REQUIRED WORK = Below are the records; collect from them each line containing the string "warning".
— Start PROVIDED ENTRIES —
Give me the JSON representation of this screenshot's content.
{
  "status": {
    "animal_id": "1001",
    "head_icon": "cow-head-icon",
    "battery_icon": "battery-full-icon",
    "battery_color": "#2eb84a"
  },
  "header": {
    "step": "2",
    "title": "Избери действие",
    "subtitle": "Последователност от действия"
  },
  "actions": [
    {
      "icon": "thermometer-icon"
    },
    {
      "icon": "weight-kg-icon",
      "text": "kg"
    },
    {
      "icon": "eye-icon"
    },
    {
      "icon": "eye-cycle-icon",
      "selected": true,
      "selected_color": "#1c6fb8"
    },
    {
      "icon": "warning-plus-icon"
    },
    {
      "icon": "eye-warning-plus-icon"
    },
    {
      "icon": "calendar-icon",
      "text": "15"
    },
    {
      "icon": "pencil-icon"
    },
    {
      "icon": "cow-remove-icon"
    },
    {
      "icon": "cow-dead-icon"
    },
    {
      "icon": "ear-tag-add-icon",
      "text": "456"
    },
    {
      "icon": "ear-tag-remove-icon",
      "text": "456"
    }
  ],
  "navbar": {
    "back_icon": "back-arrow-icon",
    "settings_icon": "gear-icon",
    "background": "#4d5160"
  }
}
— End PROVIDED ENTRIES —
WORKED SOLUTION =
      "icon": "warning-plus-icon"
      "icon": "eye-warning-plus-icon"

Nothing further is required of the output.